> [What the task requires] Exact reproduction is required for all entries.

> [Exercise data]
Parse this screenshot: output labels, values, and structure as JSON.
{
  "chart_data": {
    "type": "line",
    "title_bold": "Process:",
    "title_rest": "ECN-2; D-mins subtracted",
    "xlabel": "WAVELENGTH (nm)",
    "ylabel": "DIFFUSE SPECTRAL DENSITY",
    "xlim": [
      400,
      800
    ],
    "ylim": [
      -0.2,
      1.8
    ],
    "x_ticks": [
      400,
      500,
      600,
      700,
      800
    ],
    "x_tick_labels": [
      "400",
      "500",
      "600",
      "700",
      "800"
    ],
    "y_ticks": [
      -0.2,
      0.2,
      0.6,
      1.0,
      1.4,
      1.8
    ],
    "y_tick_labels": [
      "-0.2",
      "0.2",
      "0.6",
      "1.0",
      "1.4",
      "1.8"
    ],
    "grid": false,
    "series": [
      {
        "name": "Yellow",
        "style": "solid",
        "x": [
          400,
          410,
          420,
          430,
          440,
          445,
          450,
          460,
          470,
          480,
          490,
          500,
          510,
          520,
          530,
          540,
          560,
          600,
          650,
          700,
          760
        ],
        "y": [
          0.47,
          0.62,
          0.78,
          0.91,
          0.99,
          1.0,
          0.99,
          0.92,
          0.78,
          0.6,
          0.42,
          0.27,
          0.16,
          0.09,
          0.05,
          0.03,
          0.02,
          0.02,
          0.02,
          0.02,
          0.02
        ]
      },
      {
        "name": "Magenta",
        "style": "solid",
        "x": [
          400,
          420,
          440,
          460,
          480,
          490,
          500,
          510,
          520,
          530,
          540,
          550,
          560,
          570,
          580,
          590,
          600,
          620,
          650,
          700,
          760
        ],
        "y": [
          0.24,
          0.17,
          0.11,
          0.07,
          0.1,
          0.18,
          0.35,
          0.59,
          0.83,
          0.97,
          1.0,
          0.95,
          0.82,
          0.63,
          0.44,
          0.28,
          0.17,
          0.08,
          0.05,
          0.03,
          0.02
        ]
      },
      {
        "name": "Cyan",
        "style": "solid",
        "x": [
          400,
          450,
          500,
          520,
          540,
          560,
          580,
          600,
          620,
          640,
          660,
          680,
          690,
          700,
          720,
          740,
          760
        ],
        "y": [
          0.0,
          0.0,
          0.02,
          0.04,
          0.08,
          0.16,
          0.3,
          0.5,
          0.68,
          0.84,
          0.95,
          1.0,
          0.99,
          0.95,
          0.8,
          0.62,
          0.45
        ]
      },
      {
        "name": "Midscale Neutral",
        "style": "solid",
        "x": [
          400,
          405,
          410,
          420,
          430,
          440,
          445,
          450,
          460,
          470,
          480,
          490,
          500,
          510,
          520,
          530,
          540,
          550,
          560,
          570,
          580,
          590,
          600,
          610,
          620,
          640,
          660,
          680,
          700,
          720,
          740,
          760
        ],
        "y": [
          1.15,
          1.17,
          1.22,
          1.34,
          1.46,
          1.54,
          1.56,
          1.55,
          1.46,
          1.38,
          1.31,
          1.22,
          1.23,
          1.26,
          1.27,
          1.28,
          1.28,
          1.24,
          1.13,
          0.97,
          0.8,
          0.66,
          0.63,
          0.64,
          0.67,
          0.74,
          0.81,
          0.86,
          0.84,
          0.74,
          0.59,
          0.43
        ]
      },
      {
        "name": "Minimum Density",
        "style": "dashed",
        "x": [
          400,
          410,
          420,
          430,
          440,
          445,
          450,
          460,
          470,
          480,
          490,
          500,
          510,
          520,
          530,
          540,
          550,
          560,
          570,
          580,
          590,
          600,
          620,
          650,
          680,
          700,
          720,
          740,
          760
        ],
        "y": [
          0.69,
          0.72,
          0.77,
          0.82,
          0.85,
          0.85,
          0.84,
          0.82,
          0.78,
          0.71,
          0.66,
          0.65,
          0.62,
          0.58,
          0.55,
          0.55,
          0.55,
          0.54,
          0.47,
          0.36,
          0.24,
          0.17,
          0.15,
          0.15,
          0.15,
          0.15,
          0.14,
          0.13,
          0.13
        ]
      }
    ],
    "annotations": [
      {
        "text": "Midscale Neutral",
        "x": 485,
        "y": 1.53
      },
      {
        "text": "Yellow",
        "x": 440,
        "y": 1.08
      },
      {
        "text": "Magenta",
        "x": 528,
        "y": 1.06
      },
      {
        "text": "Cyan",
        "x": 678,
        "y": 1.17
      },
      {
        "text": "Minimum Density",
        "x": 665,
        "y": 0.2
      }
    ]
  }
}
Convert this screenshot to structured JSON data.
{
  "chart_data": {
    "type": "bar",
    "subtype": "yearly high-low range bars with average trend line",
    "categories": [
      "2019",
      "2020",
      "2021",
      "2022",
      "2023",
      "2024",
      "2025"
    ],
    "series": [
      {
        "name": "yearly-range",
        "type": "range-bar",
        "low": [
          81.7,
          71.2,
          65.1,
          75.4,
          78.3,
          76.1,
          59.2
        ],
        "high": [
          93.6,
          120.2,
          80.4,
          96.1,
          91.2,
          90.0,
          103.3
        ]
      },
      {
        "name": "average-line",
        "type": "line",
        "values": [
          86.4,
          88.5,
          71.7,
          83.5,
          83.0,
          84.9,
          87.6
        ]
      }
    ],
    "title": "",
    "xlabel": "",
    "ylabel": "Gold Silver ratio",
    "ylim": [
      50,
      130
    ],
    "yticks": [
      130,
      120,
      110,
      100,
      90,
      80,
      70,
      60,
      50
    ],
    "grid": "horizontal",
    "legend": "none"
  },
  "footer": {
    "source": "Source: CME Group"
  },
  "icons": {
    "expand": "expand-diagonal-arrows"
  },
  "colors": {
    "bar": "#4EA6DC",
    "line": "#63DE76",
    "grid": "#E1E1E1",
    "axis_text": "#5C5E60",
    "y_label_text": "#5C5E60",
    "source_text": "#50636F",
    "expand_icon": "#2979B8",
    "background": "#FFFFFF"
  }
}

> [Answer in full]
Parse this screenshot: output labels, values, and structure as JSON.
{
  "chart_data": {
    "type": "line",
    "title_bold": "Process:",
    "title_rest": "ECN-2; D-mins subtracted",
    "xlabel": "WAVELENGTH (nm)",
    "ylabel": "DIFFUSE SPECTRAL DENSITY",
    "xlim": [
      400,
      800
    ],
    "ylim": [
      -0.2,
      1.8
    ],
    "x_ticks": [
      400,
      500,
      600,
      700,
      800
    ],
    "x_tick_labels": [
      "400",
      "500",
      "600",
      "700",
      "800"
    ],
    "y_ticks": [
      -0.2,
      0.2,
      0.6,
      1.0,
      1.4,
      1.8
    ],
    "y_tick_labels": [
      "-0.2",
      "0.2",
      "0.6",
      "1.0",
      "1.4",
      "1.8"
    ],
    "grid": false,
    "series": [
      {
        "name": "Yellow",
        "style": "solid",
        "x": [
          400,
          410,
          420,
          430,
          440,
          445,
          450,
          460,
          470,
          480,
          490,
          500,
          510,
          520,
          530,
          540,
          560,
          600,
          650,
          700,
          760
        ],
        "y": [
          0.47,
          0.62,
          0.78,
          0.91,
          0.99,
          1.0,
          0.99,
          0.92,
          0.78,
          0.6,
          0.42,
          0.27,
          0.16,
          0.09,
          0.05,
          0.03,
          0.02,
          0.02,
          0.02,
          0.02,
          0.02
        ]
      },
      {
        "name": "Magenta",
        "style": "solid",
        "x": [
          400,
          420,
          440,
          460,
          480,
          490,
          500,
          510,
          520,
          530,
          540,
          550,
          560,
          570,
          580,
          590,
          600,
          620,
          650,
          700,
          760
        ],
        "y": [
          0.24,
          0.17,
          0.11,
          0.07,
          0.1,
          0.18,
          0.35,
          0.59,
          0.83,
          0.97,
          1.0,
          0.95,
          0.82,
          0.63,
          0.44,
          0.28,
          0.17,
          0.08,
          0.05,
          0.03,
          0.02
        ]
      },
      {
        "name": "Cyan",
        "style": "solid",
        "x": [
          400,
          450,
          500,
          520,
          540,
          560,
          580,
          600,
          620,
          640,
          660,
          680,
          690,
          700,
          720,
          740,
          760
        ],
        "y": [
          0.0,
          0.0,
          0.02,
          0.04,
          0.08,
          0.16,
          0.3,
          0.5,
          0.68,
          0.84,
          0.95,
          1.0,
          0.99,
          0.95,
          0.8,
          0.62,
          0.45
        ]
      },
      {
        "name": "Midscale Neutral",
        "style": "solid",
        "x": [
          400,
          405,
          410,
          420,
          430,
          440,
          445,
          450,
          460,
          470,
          480,
          490,
          500,
          510,
          520,
          530,
          540,
          550,
          560,
          570,
          580,
          590,
          600,
          610,
          620,
          640,
          660,
          680,
          700,
          720,
          740,
          760
        ],
        "y": [
          1.15,
          1.17,
          1.22,
          1.34,
          1.46,
          1.54,
          1.56,
          1.55,
          1.46,
          1.38,
          1.31,
          1.22,
          1.23,
          1.26,
          1.27,
          1.28,
          1.28,
          1.24,
          1.13,
          0.97,
          0.8,
          0.66,
          0.63,
          0.64,
          0.67,
          0.74,
          0.81,
          0.86,
          0.84,
          0.74,
          0.59,
          0.43
        ]
      },
      {
        "name": "Minimum Density",
        "style": "dashed",
        "x": [
          400,
          410,
          420,
          430,
          440,
          445,
          450,
          460,
          470,
          480,
          490,
          500,
          510,
          520,
          530,
          540,
          550,
          560,
          570,
          580,
          590,
          600,
          620,
          650,
          680,
          700,
          720,
          740,
          760
        ],
        "y": [
          0.69,
          0.72,
          0.77,
          0.82,
          0.85,
          0.85,
          0.84,
          0.82,
          0.78,
          0.71,
          0.66,
          0.65,
          0.62,
          0.58,
          0.55,
          0.55,
          0.55,
          0.54,
          0.47,
          0.36,
          0.24,
          0.17,
          0.15,
          0.15,
          0.15,
          0.15,
          0.14,
          0.13,
          0.13
        ]
      }
    ],
    "annotations": [
      {
        "text": "Midscale Neutral",
        "x": 485,
        "y": 1.53
      },
      {
        "text": "Yellow",
        "x": 440,
        "y": 1.08
      },
      {
        "text": "Magenta",
        "x": 528,
        "y": 1.06
      },
      {
        "text": "Cyan",
        "x": 678,
        "y": 1.17
      },
      {
        "text": "Minimum Density",
        "x": 665,
        "y": 0.2
      }
    ]
  }
}
Convert this screenshot to structured JSON data.
{
  "chart_data": {
    "type": "bar",
    "subtype": "yearly high-low range bars with average trend line",
    "categories": [
      "2019",
      "2020",
      "2021",
      "2022",
      "2023",
      "2024",
      "2025"
    ],
    "series": [
      {
        "name": "yearly-range",
        "type": "range-bar",
        "low": [
          81.7,
          71.2,
          65.1,
          75.4,
          78.3,
          76.1,
          59.2
        ],
        "high": [
          93.6,
          120.2,
          80.4,
          96.1,
          91.2,
          90.0,
          103.3
        ]
      },
      {
        "name": "average-line",
        "type": "line",
        "values": [
          86.4,
          88.5,
          71.7,
          83.5,
          83.0,
          84.9,
          87.6
        ]
      }
    ],
    "title": "",
    "xlabel": "",
    "ylabel": "Gold Silver ratio",
    "ylim": [
      50,
      130
    ],
    "yticks": [
      130,
      120,
      110,
      100,
      90,
      80,
      70,
      60,
      50
    ],
    "grid": "horizontal",
    "legend": "none"
  },
  "footer": {
    "source": "Source: CME Group"
  },
  "icons": {
    "expand": "expand-diagonal-arrows"
  },
  "colors": {
    "bar": "#4EA6DC",
    "line": "#63DE76",
    "grid": "#E1E1E1",
    "axis_text": "#5C5E60",
    "y_label_text": "#5C5E60",
    "source_text": "#50636F",
    "expand_icon": "#2979B8",
    "background": "#FFFFFF"
  }
}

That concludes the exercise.